Figure dataset records:
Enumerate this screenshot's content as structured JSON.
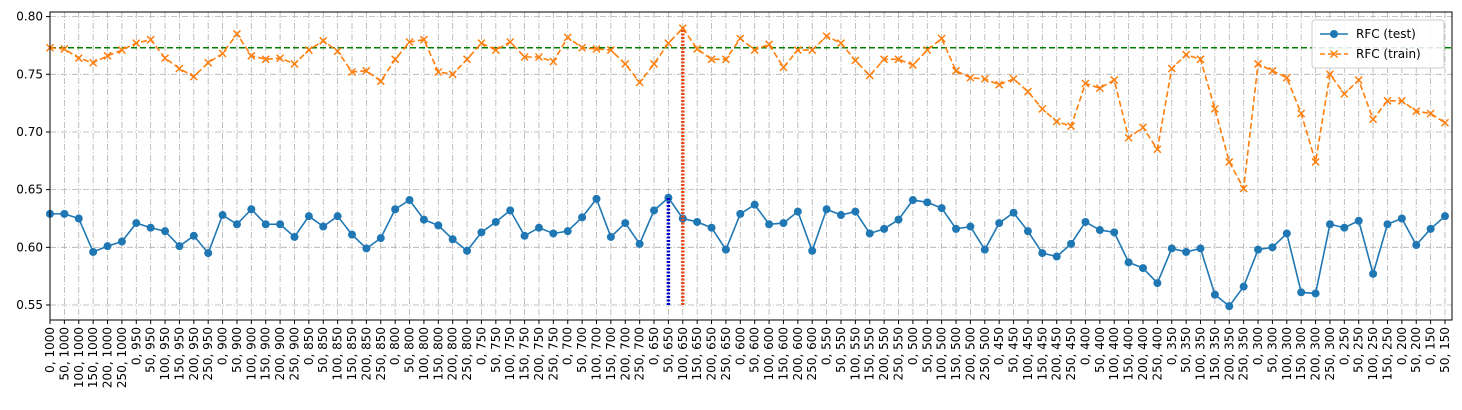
{
  "chart_data": {
    "type": "line",
    "categories": [
      "0, 1000",
      "50, 1000",
      "100, 1000",
      "150, 1000",
      "200, 1000",
      "250, 1000",
      "0, 950",
      "50, 950",
      "100, 950",
      "150, 950",
      "200, 950",
      "250, 950",
      "0, 900",
      "50, 900",
      "100, 900",
      "150, 900",
      "200, 900",
      "250, 900",
      "0, 850",
      "50, 850",
      "100, 850",
      "150, 850",
      "200, 850",
      "250, 850",
      "0, 800",
      "50, 800",
      "100, 800",
      "150, 800",
      "200, 800",
      "250, 800",
      "0, 750",
      "50, 750",
      "100, 750",
      "150, 750",
      "200, 750",
      "250, 750",
      "0, 700",
      "50, 700",
      "100, 700",
      "150, 700",
      "200, 700",
      "250, 700",
      "0, 650",
      "50, 650",
      "100, 650",
      "150, 650",
      "200, 650",
      "250, 650",
      "0, 600",
      "50, 600",
      "100, 600",
      "150, 600",
      "200, 600",
      "250, 600",
      "0, 550",
      "50, 550",
      "100, 550",
      "150, 550",
      "200, 550",
      "250, 550",
      "0, 500",
      "50, 500",
      "100, 500",
      "150, 500",
      "200, 500",
      "250, 500",
      "0, 450",
      "50, 450",
      "100, 450",
      "150, 450",
      "200, 450",
      "250, 450",
      "0, 400",
      "50, 400",
      "100, 400",
      "150, 400",
      "200, 400",
      "250, 400",
      "0, 350",
      "50, 350",
      "100, 350",
      "150, 350",
      "200, 350",
      "250, 350",
      "0, 300",
      "50, 300",
      "100, 300",
      "150, 300",
      "200, 300",
      "250, 300",
      "0, 250",
      "50, 250",
      "100, 250",
      "150, 250",
      "0, 200",
      "50, 200",
      "0, 150",
      "50, 150"
    ],
    "series": [
      {
        "name": "RFC (test)",
        "color": "#1f77b4",
        "marker": "circle",
        "dash": "solid",
        "values": [
          0.629,
          0.629,
          0.625,
          0.596,
          0.601,
          0.605,
          0.621,
          0.617,
          0.614,
          0.601,
          0.61,
          0.595,
          0.628,
          0.62,
          0.633,
          0.62,
          0.62,
          0.609,
          0.627,
          0.618,
          0.627,
          0.611,
          0.599,
          0.608,
          0.633,
          0.641,
          0.624,
          0.619,
          0.607,
          0.597,
          0.613,
          0.622,
          0.632,
          0.61,
          0.617,
          0.612,
          0.614,
          0.626,
          0.642,
          0.609,
          0.621,
          0.603,
          0.632,
          0.643,
          0.625,
          0.622,
          0.617,
          0.598,
          0.629,
          0.637,
          0.62,
          0.621,
          0.631,
          0.597,
          0.633,
          0.628,
          0.631,
          0.612,
          0.616,
          0.624,
          0.641,
          0.639,
          0.634,
          0.616,
          0.618,
          0.598,
          0.621,
          0.63,
          0.614,
          0.595,
          0.592,
          0.603,
          0.622,
          0.615,
          0.613,
          0.587,
          0.582,
          0.569,
          0.599,
          0.596,
          0.599,
          0.559,
          0.549,
          0.566,
          0.598,
          0.6,
          0.612,
          0.561,
          0.56,
          0.62,
          0.617,
          0.623,
          0.577,
          0.62,
          0.625,
          0.602,
          0.616,
          0.627
        ]
      },
      {
        "name": "RFC (train)",
        "color": "#ff7f0e",
        "marker": "x",
        "dash": "dashed",
        "values": [
          0.773,
          0.772,
          0.764,
          0.76,
          0.766,
          0.771,
          0.777,
          0.78,
          0.764,
          0.755,
          0.748,
          0.76,
          0.768,
          0.785,
          0.766,
          0.763,
          0.764,
          0.759,
          0.771,
          0.779,
          0.77,
          0.752,
          0.753,
          0.744,
          0.763,
          0.778,
          0.78,
          0.752,
          0.75,
          0.763,
          0.777,
          0.771,
          0.778,
          0.765,
          0.765,
          0.761,
          0.782,
          0.773,
          0.772,
          0.771,
          0.759,
          0.743,
          0.759,
          0.777,
          0.79,
          0.772,
          0.763,
          0.763,
          0.781,
          0.771,
          0.776,
          0.756,
          0.771,
          0.771,
          0.783,
          0.777,
          0.762,
          0.749,
          0.763,
          0.763,
          0.758,
          0.771,
          0.781,
          0.753,
          0.747,
          0.746,
          0.741,
          0.746,
          0.735,
          0.72,
          0.709,
          0.705,
          0.742,
          0.738,
          0.745,
          0.695,
          0.704,
          0.685,
          0.755,
          0.767,
          0.763,
          0.72,
          0.674,
          0.651,
          0.759,
          0.753,
          0.747,
          0.716,
          0.674,
          0.75,
          0.733,
          0.745,
          0.711,
          0.727,
          0.727,
          0.718,
          0.716,
          0.708
        ]
      }
    ],
    "hlines": [
      {
        "value": 0.773,
        "color": "#008000"
      }
    ],
    "vlines": [
      {
        "category": "50, 650",
        "ymin": 0.55,
        "ymax": 0.643,
        "color": "#0000cc"
      },
      {
        "category": "100, 650",
        "ymin": 0.55,
        "ymax": 0.79,
        "color": "#e8491d"
      }
    ],
    "ylim": [
      0.537,
      0.804
    ],
    "yticks": [
      0.55,
      {
        "value": 0.6,
        "label": "0.60"
      },
      0.65,
      {
        "value": 0.7,
        "label": "0.70"
      },
      0.75,
      {
        "value": 0.8,
        "label": "0.80"
      }
    ],
    "grid": true,
    "legend": "upper right"
  }
}
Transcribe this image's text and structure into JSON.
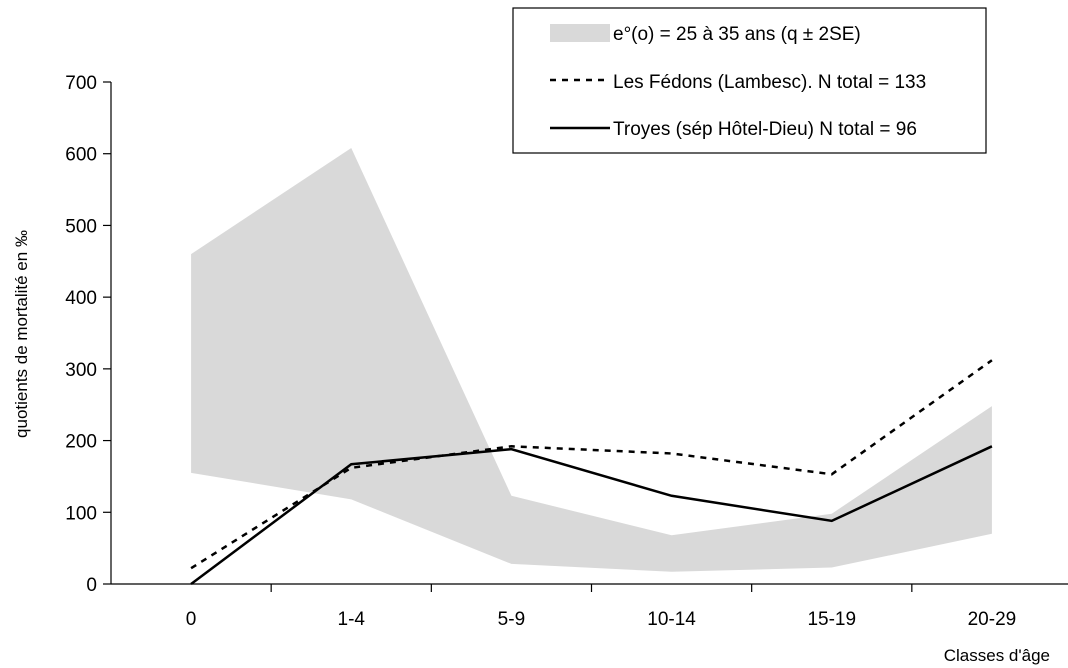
{
  "chart_data": {
    "type": "line",
    "categories": [
      "0",
      "1-4",
      "5-9",
      "10-14",
      "15-19",
      "20-29"
    ],
    "xlabel": "Classes d'âge",
    "ylabel": "quotients de mortalité en ‰",
    "ylim": [
      0,
      700
    ],
    "yticks": [
      0,
      100,
      200,
      300,
      400,
      500,
      600,
      700
    ],
    "grid": false,
    "legend_position": "top-right",
    "band": {
      "name": "e°(o) = 25 à 35 ans (q ± 2SE)",
      "upper": [
        460,
        608,
        123,
        68,
        98,
        248
      ],
      "lower": [
        155,
        118,
        28,
        17,
        23,
        70
      ],
      "color": "#d9d9d9"
    },
    "series": [
      {
        "name": "Les Fédons (Lambesc). N total = 133",
        "values": [
          22,
          162,
          192,
          182,
          153,
          312
        ],
        "style": "dashed",
        "color": "#000000"
      },
      {
        "name": "Troyes (sép Hôtel-Dieu) N total = 96",
        "values": [
          0,
          167,
          188,
          123,
          88,
          192
        ],
        "style": "solid",
        "color": "#000000"
      }
    ]
  }
}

● Short exercise:
Output each line exactly; omit every picture.

● Output for this task:
Enumerate this screenshot's content as structured JSON.
{
  "chart_data": {
    "type": "line",
    "categories": [
      "0, 1000",
      "50, 1000",
      "100, 1000",
      "150, 1000",
      "200, 1000",
      "250, 1000",
      "0, 950",
      "50, 950",
      "100, 950",
      "150, 950",
      "200, 950",
      "250, 950",
      "0, 900",
      "50, 900",
      "100, 900",
      "150, 900",
      "200, 900",
      "250, 900",
      "0, 850",
      "50, 850",
      "100, 850",
      "150, 850",
      "200, 850",
      "250, 850",
      "0, 800",
      "50, 800",
      "100, 800",
      "150, 800",
      "200, 800",
      "250, 800",
      "0, 750",
      "50, 750",
      "100, 750",
      "150, 750",
      "200, 750",
      "250, 750",
      "0, 700",
      "50, 700",
      "100, 700",
      "150, 700",
      "200, 700",
      "250, 700",
      "0, 650",
      "50, 650",
      "100, 650",
      "150, 650",
      "200, 650",
      "250, 650",
      "0, 600",
      "50, 600",
      "100, 600",
      "150, 600",
      "200, 600",
      "250, 600",
      "0, 550",
      "50, 550",
      "100, 550",
      "150, 550",
      "200, 550",
      "250, 550",
      "0, 500",
      "50, 500",
      "100, 500",
      "150, 500",
      "200, 500",
      "250, 500",
      "0, 450",
      "50, 450",
      "100, 450",
      "150, 450",
      "200, 450",
      "250, 450",
      "0, 400",
      "50, 400",
      "100, 400",
      "150, 400",
      "200, 400",
      "250, 400",
      "0, 350",
      "50, 350",
      "100, 350",
      "150, 350",
      "200, 350",
      "250, 350",
      "0, 300",
      "50, 300",
      "100, 300",
      "150, 300",
      "200, 300",
      "250, 300",
      "0, 250",
      "50, 250",
      "100, 250",
      "150, 250",
      "0, 200",
      "50, 200",
      "0, 150",
      "50, 150"
    ],
    "series": [
      {
        "name": "RFC (test)",
        "color": "#1f77b4",
        "marker": "circle",
        "dash": "solid",
        "values": [
          0.629,
          0.629,
          0.625,
          0.596,
          0.601,
          0.605,
          0.621,
          0.617,
          0.614,
          0.601,
          0.61,
          0.595,
          0.628,
          0.62,
          0.633,
          0.62,
          0.62,
          0.609,
          0.627,
          0.618,
          0.627,
          0.611,
          0.599,
          0.608,
          0.633,
          0.641,
          0.624,
          0.619,
          0.607,
          0.597,
          0.613,
          0.622,
          0.632,
          0.61,
          0.617,
          0.612,
          0.614,
          0.626,
          0.642,
          0.609,
          0.621,
          0.603,
          0.632,
          0.643,
          0.625,
          0.622,
          0.617,
          0.598,
          0.629,
          0.637,
          0.62,
          0.621,
          0.631,
          0.597,
          0.633,
          0.628,
          0.631,
          0.612,
          0.616,
          0.624,
          0.641,
          0.639,
          0.634,
          0.616,
          0.618,
          0.598,
          0.621,
          0.63,
          0.614,
          0.595,
          0.592,
          0.603,
          0.622,
          0.615,
          0.613,
          0.587,
          0.582,
          0.569,
          0.599,
          0.596,
          0.599,
          0.559,
          0.549,
          0.566,
          0.598,
          0.6,
          0.612,
          0.561,
          0.56,
          0.62,
          0.617,
          0.623,
          0.577,
          0.62,
          0.625,
          0.602,
          0.616,
          0.627
        ]
      },
      {
        "name": "RFC (train)",
        "color": "#ff7f0e",
        "marker": "x",
        "dash": "dashed",
        "values": [
          0.773,
          0.772,
          0.764,
          0.76,
          0.766,
          0.771,
          0.777,
          0.78,
          0.764,
          0.755,
          0.748,
          0.76,
          0.768,
          0.785,
          0.766,
          0.763,
          0.764,
          0.759,
          0.771,
          0.779,
          0.77,
          0.752,
          0.753,
          0.744,
          0.763,
          0.778,
          0.78,
          0.752,
          0.75,
          0.763,
          0.777,
          0.771,
          0.778,
          0.765,
          0.765,
          0.761,
          0.782,
          0.773,
          0.772,
          0.771,
          0.759,
          0.743,
          0.759,
          0.777,
          0.79,
          0.772,
          0.763,
          0.763,
          0.781,
          0.771,
          0.776,
          0.756,
          0.771,
          0.771,
          0.783,
          0.777,
          0.762,
          0.749,
          0.763,
          0.763,
          0.758,
          0.771,
          0.781,
          0.753,
          0.747,
          0.746,
          0.741,
          0.746,
          0.735,
          0.72,
          0.709,
          0.705,
          0.742,
          0.738,
          0.745,
          0.695,
          0.704,
          0.685,
          0.755,
          0.767,
          0.763,
          0.72,
          0.674,
          0.651,
          0.759,
          0.753,
          0.747,
          0.716,
          0.674,
          0.75,
          0.733,
          0.745,
          0.711,
          0.727,
          0.727,
          0.718,
          0.716,
          0.708
        ]
      }
    ],
    "hlines": [
      {
        "value": 0.773,
        "color": "#008000"
      }
    ],
    "vlines": [
      {
        "category": "50, 650",
        "ymin": 0.55,
        "ymax": 0.643,
        "color": "#0000cc"
      },
      {
        "category": "100, 650",
        "ymin": 0.55,
        "ymax": 0.79,
        "color": "#e8491d"
      }
    ],
    "ylim": [
      0.537,
      0.804
    ],
    "yticks": [
      0.55,
      {
        "value": 0.6,
        "label": "0.60"
      },
      0.65,
      {
        "value": 0.7,
        "label": "0.70"
      },
      0.75,
      {
        "value": 0.8,
        "label": "0.80"
      }
    ],
    "grid": true,
    "legend": "upper right"
  }
}
Transcribe this image's text and structure into JSON.
{
  "chart_data": {
    "type": "line",
    "categories": [
      "0",
      "1-4",
      "5-9",
      "10-14",
      "15-19",
      "20-29"
    ],
    "xlabel": "Classes d'âge",
    "ylabel": "quotients de mortalité en ‰",
    "ylim": [
      0,
      700
    ],
    "yticks": [
      0,
      100,
      200,
      300,
      400,
      500,
      600,
      700
    ],
    "grid": false,
    "legend_position": "top-right",
    "band": {
      "name": "e°(o) = 25 à 35 ans (q ± 2SE)",
      "upper": [
        460,
        608,
        123,
        68,
        98,
        248
      ],
      "lower": [
        155,
        118,
        28,
        17,
        23,
        70
      ],
      "color": "#d9d9d9"
    },
    "series": [
      {
        "name": "Les Fédons (Lambesc). N total = 133",
        "values": [
          22,
          162,
          192,
          182,
          153,
          312
        ],
        "style": "dashed",
        "color": "#000000"
      },
      {
        "name": "Troyes (sép Hôtel-Dieu) N total = 96",
        "values": [
          0,
          167,
          188,
          123,
          88,
          192
        ],
        "style": "solid",
        "color": "#000000"
      }
    ]
  }
}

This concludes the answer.